__Data entries__.
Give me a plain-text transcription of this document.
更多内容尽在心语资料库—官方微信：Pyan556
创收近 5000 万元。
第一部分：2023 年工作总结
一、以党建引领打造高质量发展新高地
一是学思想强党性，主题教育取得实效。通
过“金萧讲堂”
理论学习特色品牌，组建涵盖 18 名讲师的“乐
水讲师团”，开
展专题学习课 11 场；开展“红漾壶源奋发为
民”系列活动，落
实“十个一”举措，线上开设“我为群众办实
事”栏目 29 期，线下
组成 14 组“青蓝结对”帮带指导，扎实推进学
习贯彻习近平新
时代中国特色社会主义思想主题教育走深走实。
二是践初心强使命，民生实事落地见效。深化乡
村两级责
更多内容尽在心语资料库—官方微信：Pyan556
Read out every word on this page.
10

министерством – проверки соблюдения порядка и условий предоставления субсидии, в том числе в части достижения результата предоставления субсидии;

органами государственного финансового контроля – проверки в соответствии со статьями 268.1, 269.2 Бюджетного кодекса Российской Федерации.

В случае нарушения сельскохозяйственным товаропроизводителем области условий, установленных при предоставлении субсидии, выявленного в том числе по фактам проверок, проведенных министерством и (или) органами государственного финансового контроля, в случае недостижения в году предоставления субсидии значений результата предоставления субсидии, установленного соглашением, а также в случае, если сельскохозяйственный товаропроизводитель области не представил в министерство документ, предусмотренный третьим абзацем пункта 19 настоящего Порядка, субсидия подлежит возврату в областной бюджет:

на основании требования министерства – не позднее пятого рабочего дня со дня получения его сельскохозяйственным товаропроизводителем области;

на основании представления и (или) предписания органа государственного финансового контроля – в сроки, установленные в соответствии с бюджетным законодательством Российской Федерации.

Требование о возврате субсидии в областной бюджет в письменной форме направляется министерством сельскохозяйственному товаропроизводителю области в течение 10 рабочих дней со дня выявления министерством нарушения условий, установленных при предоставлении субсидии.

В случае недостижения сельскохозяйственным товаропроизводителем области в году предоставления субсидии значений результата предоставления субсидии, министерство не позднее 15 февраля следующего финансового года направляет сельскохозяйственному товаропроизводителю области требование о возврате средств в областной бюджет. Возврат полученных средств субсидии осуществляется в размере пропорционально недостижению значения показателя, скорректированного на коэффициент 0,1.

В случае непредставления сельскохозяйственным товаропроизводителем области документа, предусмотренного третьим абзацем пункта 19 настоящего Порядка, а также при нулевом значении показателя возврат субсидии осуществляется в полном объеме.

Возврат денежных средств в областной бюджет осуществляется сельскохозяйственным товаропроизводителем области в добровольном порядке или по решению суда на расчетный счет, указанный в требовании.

__Problem__. From the records above, pull out every line containing the word "проверки".

__Written response__.
министерством – проверки соблюдения порядка и условий предоставления субсидии, в том числе в части достижения результата предоставления субсидии;
органами государственного финансового контроля – проверки в соответствии со статьями 268.1, 269.2 Бюджетного кодекса Российской Федерации.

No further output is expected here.